### Goal
Extend the article below on the video game Tyranny by writing the next few paragraphs, picking up right after its final sentence.

### Text block

_ _ _ _ _

- Developer: Obsidian Entertainment
- Publisher: Paradox Interactive
- Director: Brian Heins
- Producer: Matthew Singh
- Programmer: Dan Spitzley
- Artist: Brian Menze
- Writer: Matt MacLean
- Composer: Justin Bell
- Engine: Unity
- Platforms: Linux; macOS; Microsoft Windows;
- Release: November 10, 2016
- Genre: Role-playing
- Mode: Single-player

= Tyranny (video game) =

2016 video game

Tyranny is a role-playing video game developed by Obsidian Entertainment and published by Paradox Interactive. The game was released for Microsoft Windows, OS X, and Linux on November 10, 2016.

While not a sequel, Tyranny builds upon the gameplay and engine used in Obsidian's previous title Pillars of Eternity, allowing the developers to spend more time on crafting a game where player choices have a more meaningful effect on the game's story. The game starts after the evil overlord Kyros has already conquered the world, and where the player-character, a Fatebinder, is one of the higher-ranked members in Kyros' power structure. As a Fatebinder, the player must travel the world to help restore order after Kyros' victory, and make decisions on how to handle the various factions of survivors, which can affect what companions, spells, and abilities the player may select from.

==Synopsis==

===Setting===

Tyranny takes place on Terratus, a high fantasy world where technology is transitioning from the Bronze Age to the Iron Age. The Overlord Kyros, a god-like being of immeasurable power, is close to completing their over-400-year-long campaign to conquer Terratus and impose order, having already overtaken much of the land through force or intimidation. As part of Kyros' public persona, Kyros has remained unseen, leaving their subjects unsure if Kyros is male or female, a team, a title handed down in a dynasty, or a multi-headed beast. Beneath Kyros are the Archons, men and women imbued with strange and unique magical powers, made seemingly immortal by Kyros. Archons rule over regions, districts, armies, or individual groups on Kyros' behalf. Archons in Tyranny include executioner Bleden Mark, Archon of Shadows; the plague-spreading Pox, Archon of Ruin; the mighty Cairn, Archon of Stone; and Tunon the Adjudicator, Archon of Justice and creator of the Fatebinders. Fatebinders are high ranked agents in Kyros' forces, tasked to travel the world to restore order, reduce conflict, and maintain Kyros' rule, serving as judge, jury, and executioner.

Tyranny takes place in the 431st year of Kyros' self-devised calendar in the region of the Tiers, the final major area to be conquered. There is a rebellion brewing due to infighting between Kyros' two main forces in the Tiers: the elite and disciplined Disfavored led by Graven Ashe, Archon of War; and the chaotic and barbarian Scarlet Chorus led by the Voices of Nerat, Archon of Secrets. The player takes the role of a Fatebinder, tasked by Kyros to quell the rebellion or be destroyed along with everyone else in Vendrien's Well.

_ _ _ _ _

### Recorded information

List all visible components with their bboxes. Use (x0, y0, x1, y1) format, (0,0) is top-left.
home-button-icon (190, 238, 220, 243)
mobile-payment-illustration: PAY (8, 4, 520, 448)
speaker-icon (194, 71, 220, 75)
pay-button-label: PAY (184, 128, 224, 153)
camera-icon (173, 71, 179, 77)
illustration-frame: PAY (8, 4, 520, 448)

_ _ _ _ _

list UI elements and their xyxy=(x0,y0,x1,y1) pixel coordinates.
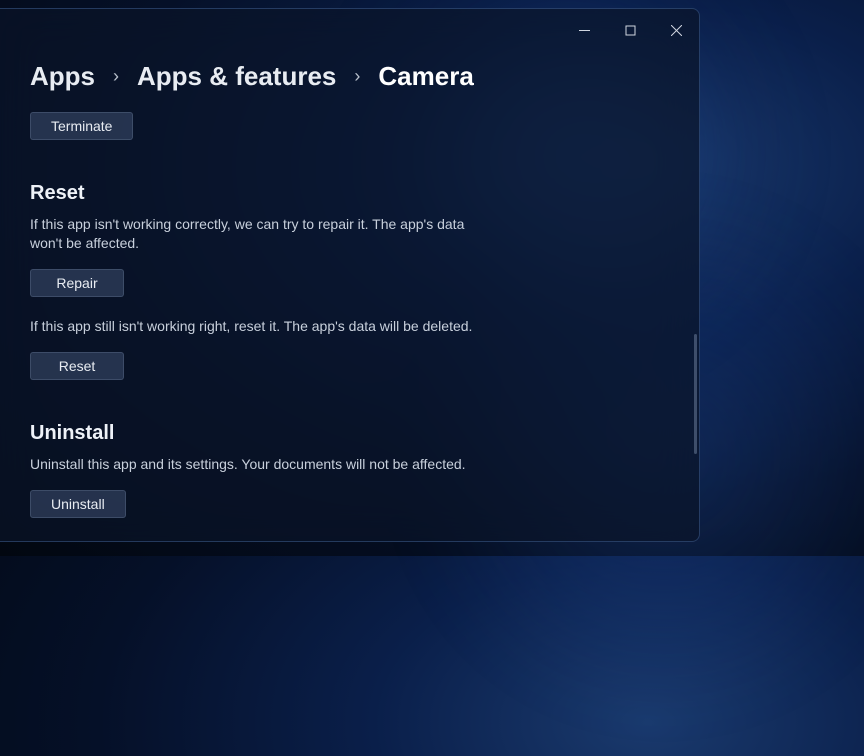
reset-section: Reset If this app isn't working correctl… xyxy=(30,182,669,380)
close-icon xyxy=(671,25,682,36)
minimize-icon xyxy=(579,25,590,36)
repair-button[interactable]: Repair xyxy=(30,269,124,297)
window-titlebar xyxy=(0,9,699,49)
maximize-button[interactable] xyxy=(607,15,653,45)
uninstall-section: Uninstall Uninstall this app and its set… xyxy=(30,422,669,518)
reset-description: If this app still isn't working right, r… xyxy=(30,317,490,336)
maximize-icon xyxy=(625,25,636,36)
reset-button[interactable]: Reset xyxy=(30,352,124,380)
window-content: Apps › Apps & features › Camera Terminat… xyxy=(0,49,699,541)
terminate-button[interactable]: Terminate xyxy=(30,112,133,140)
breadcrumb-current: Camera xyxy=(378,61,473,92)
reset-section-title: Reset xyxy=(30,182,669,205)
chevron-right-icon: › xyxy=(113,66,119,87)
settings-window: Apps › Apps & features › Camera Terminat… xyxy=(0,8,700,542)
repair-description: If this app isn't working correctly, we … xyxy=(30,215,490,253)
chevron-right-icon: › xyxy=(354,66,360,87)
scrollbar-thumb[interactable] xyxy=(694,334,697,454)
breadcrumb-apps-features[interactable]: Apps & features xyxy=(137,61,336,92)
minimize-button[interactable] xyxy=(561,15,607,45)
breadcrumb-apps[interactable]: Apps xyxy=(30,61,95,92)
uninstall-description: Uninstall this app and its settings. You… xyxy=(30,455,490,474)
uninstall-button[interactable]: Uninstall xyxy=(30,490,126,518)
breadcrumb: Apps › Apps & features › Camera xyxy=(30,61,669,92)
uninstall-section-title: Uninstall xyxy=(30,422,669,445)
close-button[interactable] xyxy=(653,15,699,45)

_ _ _ _ _

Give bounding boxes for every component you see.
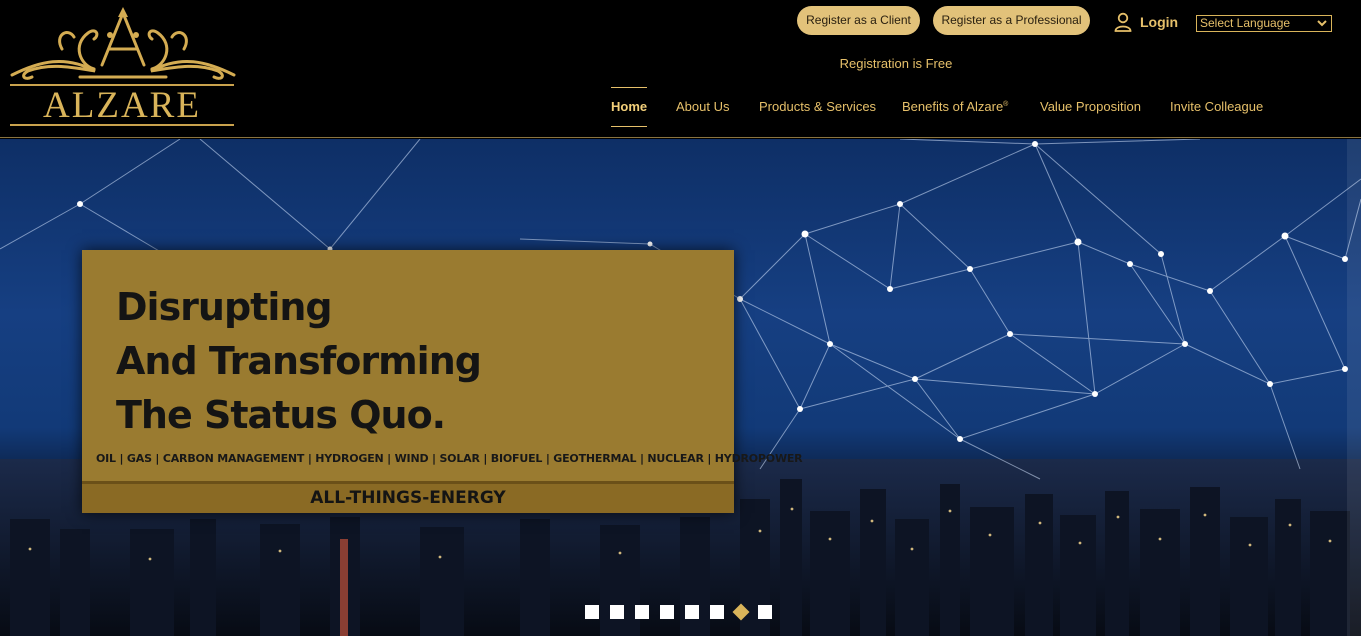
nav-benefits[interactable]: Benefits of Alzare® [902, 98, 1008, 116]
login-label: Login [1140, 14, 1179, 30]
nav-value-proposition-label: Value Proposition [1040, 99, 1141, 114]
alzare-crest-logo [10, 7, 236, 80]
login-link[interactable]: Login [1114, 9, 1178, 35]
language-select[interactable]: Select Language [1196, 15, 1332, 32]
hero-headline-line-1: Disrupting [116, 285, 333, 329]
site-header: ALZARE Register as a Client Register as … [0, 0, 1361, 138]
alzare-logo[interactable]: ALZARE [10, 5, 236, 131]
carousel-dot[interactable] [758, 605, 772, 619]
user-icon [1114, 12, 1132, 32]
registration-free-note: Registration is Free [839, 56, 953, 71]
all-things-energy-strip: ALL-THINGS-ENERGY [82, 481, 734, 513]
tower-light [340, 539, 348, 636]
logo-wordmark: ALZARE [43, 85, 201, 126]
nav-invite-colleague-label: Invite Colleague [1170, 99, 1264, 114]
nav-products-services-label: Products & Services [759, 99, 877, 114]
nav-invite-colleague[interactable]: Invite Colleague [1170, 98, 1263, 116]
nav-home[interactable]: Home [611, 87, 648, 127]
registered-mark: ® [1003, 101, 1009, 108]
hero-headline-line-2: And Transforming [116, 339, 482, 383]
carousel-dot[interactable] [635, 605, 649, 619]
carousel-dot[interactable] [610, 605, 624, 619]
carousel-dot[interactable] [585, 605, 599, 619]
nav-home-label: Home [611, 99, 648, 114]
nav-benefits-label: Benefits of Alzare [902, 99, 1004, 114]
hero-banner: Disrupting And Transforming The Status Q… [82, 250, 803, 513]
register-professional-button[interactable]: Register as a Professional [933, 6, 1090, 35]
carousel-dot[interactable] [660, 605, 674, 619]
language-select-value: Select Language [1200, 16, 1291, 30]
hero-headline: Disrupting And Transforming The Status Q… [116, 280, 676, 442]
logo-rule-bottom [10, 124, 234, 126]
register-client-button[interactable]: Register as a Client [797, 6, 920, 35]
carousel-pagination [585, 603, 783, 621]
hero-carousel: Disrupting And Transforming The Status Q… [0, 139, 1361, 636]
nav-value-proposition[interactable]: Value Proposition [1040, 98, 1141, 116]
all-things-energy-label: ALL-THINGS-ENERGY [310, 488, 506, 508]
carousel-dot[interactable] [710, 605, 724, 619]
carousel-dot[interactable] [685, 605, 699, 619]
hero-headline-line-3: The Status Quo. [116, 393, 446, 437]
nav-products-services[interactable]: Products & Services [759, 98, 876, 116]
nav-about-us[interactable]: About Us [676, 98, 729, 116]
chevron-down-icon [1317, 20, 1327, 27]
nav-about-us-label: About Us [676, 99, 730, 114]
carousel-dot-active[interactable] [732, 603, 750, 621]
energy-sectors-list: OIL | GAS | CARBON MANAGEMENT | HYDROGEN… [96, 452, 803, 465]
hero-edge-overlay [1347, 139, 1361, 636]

_ _ _ _ _

### Reply
During the Fatebinder's quest, they can recruit a number of companions including: the mage Sirin, Archon of Song; the uncompromising Barik of the Stone Shields; the fierce warrior Verse; the sage Lantry; the water mage Eb; and the humanoid, feral beastwoman Kills-in-Shadow.

The world of Tyranny also features a number of colossal ruins from a previous, unknown civilization. These include the Oldwalls, magically attuned spans of walls that run for hundreds of miles, and the Spires, monolithic towers that reach higher into the sky than most mountains. For reasons unknown, Kyros forbids entry to the Oldwalls on pain of death, but makes no explicit mention of the Spires.

===Plot===

The game begins several years after the conquest of the Tiers, the last major region that resisted Kyros' rule. A new rebellion has risen in the Tiers kingdom of Apex, in the region of Vendrien's Well, and Kyros has grown angry with her armies' failure to quell it. The Fatebinder is dispatched to Vendrien's Well to resolve the bickering generals' disputes and end the siege of the rebel fortress, or every living thing in that region will be destroyed by one of Kyros' Edicts, a form of magical superweapon and one of the few ways Kyros directly enforces order throughout the realm. Working together with Graven Ashe, Archon of War and leader of the Disfavored, and the Voices of Nerat, Archon of Secrets and leader of the Scarlet Chorus, the Fatebinder fights their way through the rebel forces to reach their fortress of Ascension Hall. When the time comes to assault the fortress, however, the feud between the two Archons climaxes – after the Fatebinder chooses one of the two armies to lead the assault, the other declares war on the opposing army in outrage. Despite this sudden conflict, the Fatebinder penetrates Ascension Hall and ends the siege with the help of their chosen army. Alternatively the Fatebinder could have secretly allied themselves with the rebels and betrayed both Archons. However, after fulfilling the terms of the Edict and ending the siege, the diffused magic alters the Fatebinder in unforeseen ways.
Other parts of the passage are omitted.